WORK REQUIRED:
Find each line holding the word "Ваня" and give the number of such lines, nothing else.

────

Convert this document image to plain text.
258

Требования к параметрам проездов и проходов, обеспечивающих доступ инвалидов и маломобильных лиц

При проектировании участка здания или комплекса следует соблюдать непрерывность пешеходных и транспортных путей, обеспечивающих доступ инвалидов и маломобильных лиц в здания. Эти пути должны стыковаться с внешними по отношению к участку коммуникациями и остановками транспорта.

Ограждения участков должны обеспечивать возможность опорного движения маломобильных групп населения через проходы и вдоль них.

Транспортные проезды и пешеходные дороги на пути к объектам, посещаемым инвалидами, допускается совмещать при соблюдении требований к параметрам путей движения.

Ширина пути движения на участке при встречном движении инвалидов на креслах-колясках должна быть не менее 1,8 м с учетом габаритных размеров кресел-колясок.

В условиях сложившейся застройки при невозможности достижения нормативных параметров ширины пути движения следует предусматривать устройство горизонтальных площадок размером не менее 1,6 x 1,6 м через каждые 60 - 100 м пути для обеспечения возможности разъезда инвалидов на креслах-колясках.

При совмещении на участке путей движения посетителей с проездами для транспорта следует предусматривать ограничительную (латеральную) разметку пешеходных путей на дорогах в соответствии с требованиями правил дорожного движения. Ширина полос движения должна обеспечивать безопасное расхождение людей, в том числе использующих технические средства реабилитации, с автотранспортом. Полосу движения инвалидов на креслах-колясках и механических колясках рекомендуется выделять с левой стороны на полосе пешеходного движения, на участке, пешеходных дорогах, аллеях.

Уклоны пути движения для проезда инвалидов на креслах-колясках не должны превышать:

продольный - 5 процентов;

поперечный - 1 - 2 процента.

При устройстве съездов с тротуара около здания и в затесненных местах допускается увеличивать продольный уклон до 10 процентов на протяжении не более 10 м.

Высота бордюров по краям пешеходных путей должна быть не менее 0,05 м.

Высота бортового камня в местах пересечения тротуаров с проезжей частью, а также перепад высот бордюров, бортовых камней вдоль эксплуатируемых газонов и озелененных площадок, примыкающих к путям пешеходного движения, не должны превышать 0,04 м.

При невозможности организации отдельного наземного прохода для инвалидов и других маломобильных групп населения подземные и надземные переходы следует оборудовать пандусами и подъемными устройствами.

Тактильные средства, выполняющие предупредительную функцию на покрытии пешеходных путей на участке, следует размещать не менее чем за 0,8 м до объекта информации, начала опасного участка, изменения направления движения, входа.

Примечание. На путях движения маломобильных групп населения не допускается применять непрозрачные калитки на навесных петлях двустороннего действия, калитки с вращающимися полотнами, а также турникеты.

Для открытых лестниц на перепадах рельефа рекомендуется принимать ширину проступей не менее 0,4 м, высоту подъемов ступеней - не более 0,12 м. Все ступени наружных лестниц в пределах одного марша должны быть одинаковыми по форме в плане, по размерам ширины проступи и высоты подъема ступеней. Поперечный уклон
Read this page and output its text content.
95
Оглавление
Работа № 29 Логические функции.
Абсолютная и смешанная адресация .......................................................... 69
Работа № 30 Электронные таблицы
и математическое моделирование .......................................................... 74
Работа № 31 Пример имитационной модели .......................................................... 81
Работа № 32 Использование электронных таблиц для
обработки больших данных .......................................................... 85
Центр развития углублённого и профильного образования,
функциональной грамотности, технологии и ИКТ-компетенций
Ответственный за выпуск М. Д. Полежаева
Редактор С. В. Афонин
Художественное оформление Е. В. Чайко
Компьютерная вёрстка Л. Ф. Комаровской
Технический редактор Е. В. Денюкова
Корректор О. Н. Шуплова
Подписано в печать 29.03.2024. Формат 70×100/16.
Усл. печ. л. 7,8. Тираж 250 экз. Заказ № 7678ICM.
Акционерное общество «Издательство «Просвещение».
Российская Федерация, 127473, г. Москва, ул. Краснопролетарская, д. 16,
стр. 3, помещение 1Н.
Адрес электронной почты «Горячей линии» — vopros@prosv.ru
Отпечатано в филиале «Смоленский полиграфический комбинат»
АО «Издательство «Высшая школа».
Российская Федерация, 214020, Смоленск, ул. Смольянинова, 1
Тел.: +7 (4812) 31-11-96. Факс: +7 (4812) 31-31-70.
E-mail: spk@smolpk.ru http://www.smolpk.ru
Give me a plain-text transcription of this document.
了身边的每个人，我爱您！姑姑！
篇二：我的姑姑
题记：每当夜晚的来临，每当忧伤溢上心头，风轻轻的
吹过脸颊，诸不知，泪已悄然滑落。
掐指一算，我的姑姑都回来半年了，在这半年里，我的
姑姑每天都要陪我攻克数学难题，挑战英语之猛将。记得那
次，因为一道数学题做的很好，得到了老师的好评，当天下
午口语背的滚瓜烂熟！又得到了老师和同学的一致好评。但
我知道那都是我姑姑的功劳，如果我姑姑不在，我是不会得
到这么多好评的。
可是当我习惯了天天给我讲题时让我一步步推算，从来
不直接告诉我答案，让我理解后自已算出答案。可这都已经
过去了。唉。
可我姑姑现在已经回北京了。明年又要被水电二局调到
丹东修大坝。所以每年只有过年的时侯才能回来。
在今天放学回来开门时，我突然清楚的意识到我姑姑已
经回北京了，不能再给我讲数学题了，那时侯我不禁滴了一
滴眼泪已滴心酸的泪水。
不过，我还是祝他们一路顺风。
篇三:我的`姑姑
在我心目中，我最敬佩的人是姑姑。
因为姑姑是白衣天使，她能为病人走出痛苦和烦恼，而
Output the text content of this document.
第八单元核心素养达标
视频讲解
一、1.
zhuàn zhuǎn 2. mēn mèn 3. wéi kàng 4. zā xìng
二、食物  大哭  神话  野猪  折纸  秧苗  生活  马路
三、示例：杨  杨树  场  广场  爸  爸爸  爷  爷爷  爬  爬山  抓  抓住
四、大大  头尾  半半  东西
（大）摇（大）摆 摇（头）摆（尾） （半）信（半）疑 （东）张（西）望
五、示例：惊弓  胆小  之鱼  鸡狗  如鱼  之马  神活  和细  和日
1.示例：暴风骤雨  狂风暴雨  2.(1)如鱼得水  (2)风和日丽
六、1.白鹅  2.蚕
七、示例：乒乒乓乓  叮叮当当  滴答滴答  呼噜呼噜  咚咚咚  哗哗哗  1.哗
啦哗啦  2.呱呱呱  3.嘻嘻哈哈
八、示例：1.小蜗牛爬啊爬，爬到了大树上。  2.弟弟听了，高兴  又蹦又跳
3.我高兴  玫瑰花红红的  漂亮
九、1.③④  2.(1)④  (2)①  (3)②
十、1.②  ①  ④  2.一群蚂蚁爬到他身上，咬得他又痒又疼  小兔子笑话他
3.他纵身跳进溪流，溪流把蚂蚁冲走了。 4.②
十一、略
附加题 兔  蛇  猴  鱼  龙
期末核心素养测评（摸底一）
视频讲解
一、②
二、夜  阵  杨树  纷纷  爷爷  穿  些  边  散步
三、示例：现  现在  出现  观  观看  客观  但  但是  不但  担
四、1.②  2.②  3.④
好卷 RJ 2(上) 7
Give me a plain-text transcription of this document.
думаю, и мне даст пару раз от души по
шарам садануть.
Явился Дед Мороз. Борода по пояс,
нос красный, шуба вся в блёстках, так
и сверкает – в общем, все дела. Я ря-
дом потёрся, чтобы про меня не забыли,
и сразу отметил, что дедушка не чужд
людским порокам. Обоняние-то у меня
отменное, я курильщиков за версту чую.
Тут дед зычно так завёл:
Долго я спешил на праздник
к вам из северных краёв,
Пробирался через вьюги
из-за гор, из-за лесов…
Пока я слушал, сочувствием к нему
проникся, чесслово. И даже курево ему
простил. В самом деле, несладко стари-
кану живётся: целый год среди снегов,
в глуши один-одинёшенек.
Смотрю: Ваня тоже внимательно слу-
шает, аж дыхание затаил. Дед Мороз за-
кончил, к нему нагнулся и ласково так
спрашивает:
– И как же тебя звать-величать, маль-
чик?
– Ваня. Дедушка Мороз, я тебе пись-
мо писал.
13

────

TASK ANSWER:
2